Work to be completed:
From the timeline below, set down word for word the part starting with "Disabled, Sumner could" and going on through "and injuring 150.".

Passage:
– May 22, 1856: Two years after the
Grand Old party’s birth, U.S. Senator Charles Sumner (R., Mass.) rose to decry
pro-slavery Democrats. Congressman Preston Brooks (D., S.C.) responded by
grabbing a stick and beating Sumner unconscious in the Senate chamber.
Disabled, Sumner could not resume his duties for three years.
– July 30, 1866: New Orleans’s
Democratic government ordered police to raid an integrated GOP meeting, killing
40 people and injuring 150.
– September 28, 1868: Democrats in
Opelousas, Louisiana killed nearly 300 blacks who tried to foil an assault on a
Republican newspaper editor.
– October 7, 1868: Republicans
criticized Democrats’ national slogan: “This is a white man’s country: Let
white men rule.”
– April 20, 1871: The GOP Congress
adopted the Ku Klux Klan Act, banning the pro-Democrat domestic terrorist
group.
– October 18, 1871: GOP President
Ulysses S. Grant dispatched federal troops to quell Klan violence in South
Carolina.
– September 14, 1874: Racist white
Democrats stormed Louisiana’s statehouse to oust GOP Governor William Kellogg’s
racially integrated administration; 27 are killed.
– August 17, 1937: Republicans
opposed Democratic President Franklin Delano Roosevelt’s Supreme Court nominee,
U.S. Senator Hugo Black (D., Al.), a former Klansman who defended Klansmen
against race-murder charges.
– February 2005: The Democrats’
Klan-coddling today is embodied by KKK alumnus Robert Byrd, West Virginia’s
logorrheic U.S. senator and, having served since January 3, 1959, that body’s
dean. Thirteen years earlier, Byrd wrote this to the KKK’s Imperial Wizard:
“The Klan is needed today as never before and I am anxious to see its rebirth
here in West Virginia.” Byrd led Senate Democrats as late as December 1988. On
March 4, 2001, Byrd told Fox News’s Tony Snow: “There are white n*ggers. I’ve
seen a lot of white n*ggers in my time; I’m going to use that word.” National
Democrats never have arranged a primary challenge against or otherwise pressed
this one-time cross-burner to get lost.
Contrast the KKKozy Democrats with
the GOP. When former Klansman David Duke ran for Louisiana governor in 1991 as
a Republican, national GOP officials scorned him. Local Republicans endorsed
incumbent Democrat Edwin Edwards, despite his ethical baggage. As one Republican-created
bumper sticker pleaded: “Vote for the crook: It’s important!”

Rows:
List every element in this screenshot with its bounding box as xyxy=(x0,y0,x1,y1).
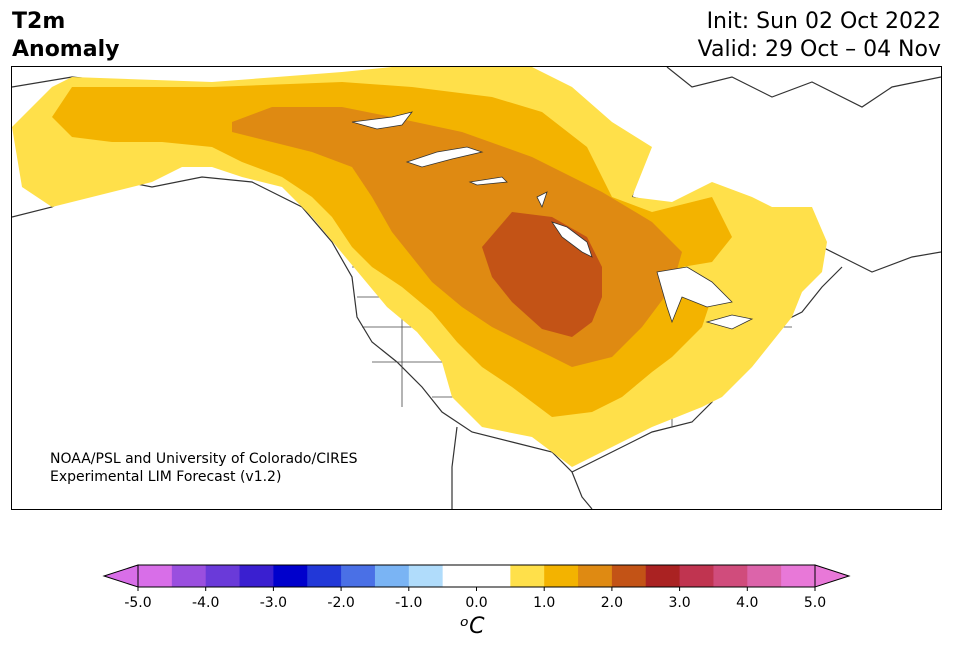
* * *
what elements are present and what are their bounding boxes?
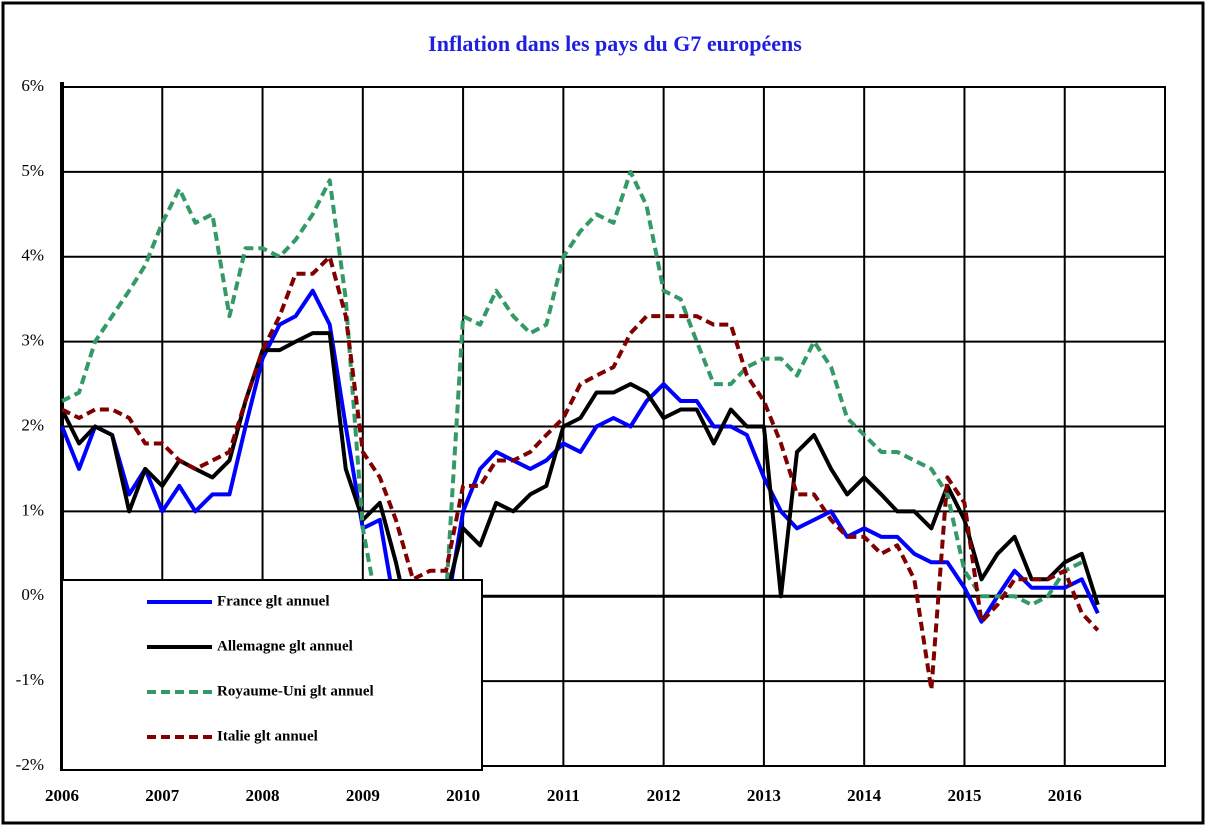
* * *
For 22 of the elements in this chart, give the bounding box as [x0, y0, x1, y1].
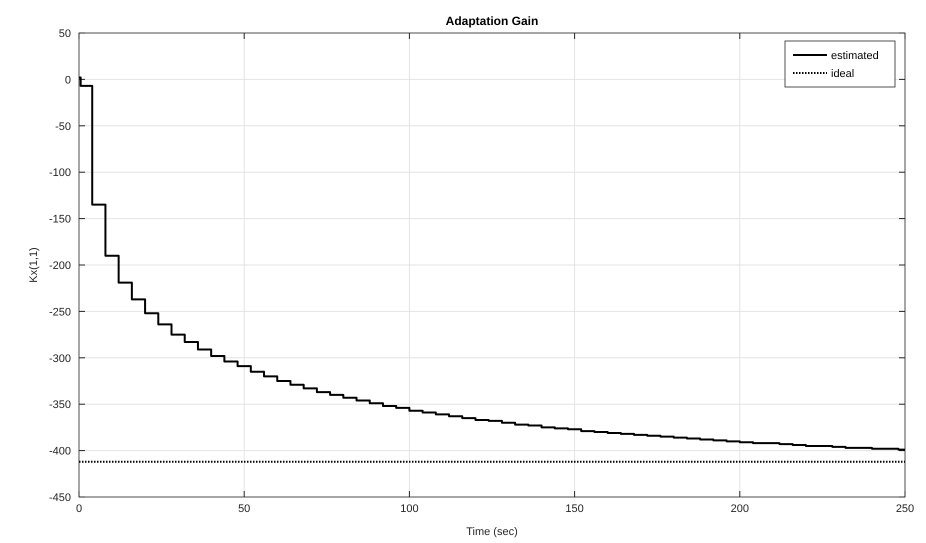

Response to this task:
Disabled, Sumner could not resume his duties for three years.
– July 30, 1866: New Orleans’s
Democratic government ordered police to raid an integrated GOP meeting, killing
40 people and injuring 150.